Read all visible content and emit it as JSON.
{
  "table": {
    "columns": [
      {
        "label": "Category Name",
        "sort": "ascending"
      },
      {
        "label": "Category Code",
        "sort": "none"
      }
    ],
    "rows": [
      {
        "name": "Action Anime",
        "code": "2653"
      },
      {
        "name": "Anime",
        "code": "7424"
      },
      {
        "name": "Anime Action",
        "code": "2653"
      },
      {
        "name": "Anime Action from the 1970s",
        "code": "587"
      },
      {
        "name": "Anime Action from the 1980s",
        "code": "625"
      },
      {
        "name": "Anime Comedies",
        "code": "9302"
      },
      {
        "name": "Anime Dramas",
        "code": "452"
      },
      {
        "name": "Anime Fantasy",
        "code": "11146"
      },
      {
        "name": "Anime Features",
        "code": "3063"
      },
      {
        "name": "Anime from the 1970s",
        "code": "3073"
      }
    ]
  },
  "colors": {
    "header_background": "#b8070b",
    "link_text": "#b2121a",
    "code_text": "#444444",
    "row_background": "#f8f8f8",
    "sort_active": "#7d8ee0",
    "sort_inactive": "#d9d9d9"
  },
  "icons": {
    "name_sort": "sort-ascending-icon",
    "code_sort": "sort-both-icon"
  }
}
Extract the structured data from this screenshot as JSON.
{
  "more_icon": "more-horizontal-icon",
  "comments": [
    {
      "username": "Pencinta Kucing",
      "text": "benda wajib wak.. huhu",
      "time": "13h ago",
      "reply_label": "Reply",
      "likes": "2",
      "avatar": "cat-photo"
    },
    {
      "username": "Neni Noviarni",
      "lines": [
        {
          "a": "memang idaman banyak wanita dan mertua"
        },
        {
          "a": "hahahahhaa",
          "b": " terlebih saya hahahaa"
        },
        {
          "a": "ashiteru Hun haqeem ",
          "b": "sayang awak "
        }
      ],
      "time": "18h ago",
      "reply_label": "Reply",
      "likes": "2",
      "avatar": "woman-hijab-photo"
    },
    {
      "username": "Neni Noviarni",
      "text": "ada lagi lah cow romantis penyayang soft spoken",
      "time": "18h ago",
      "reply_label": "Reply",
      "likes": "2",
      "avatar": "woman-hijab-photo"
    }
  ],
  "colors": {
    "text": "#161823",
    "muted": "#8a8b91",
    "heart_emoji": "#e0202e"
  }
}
..............................
AIM OF THE TASK: Go back to the data above and please quote exactly, and only, the lines from the line with "Extract the structured" through its last line.

RESULT OF THE TASK:
Extract the structured data from this screenshot as JSON.
{
  "more_icon": "more-horizontal-icon",
  "comments": [
    {
      "username": "Pencinta Kucing",
      "text": "benda wajib wak.. huhu",
      "time": "13h ago",
      "reply_label": "Reply",
      "likes": "2",
      "avatar": "cat-photo"
    },
    {
      "username": "Neni Noviarni",
      "lines": [
        {
          "a": "memang idaman banyak wanita dan mertua"
        },
        {
          "a": "hahahahhaa",
          "b": " terlebih saya hahahaa"
        },
        {
          "a": "ashiteru Hun haqeem ",
          "b": "sayang awak "
        }
      ],
      "time": "18h ago",
      "reply_label": "Reply",
      "likes": "2",
      "avatar": "woman-hijab-photo"
    },
    {
      "username": "Neni Noviarni",
      "text": "ada lagi lah cow romantis penyayang soft spoken",
      "time": "18h ago",
      "reply_label": "Reply",
      "likes": "2",
      "avatar": "woman-hijab-photo"
    }
  ],
  "colors": {
    "text": "#161823",
    "muted": "#8a8b91",
    "heart_emoji": "#e0202e"
  }
}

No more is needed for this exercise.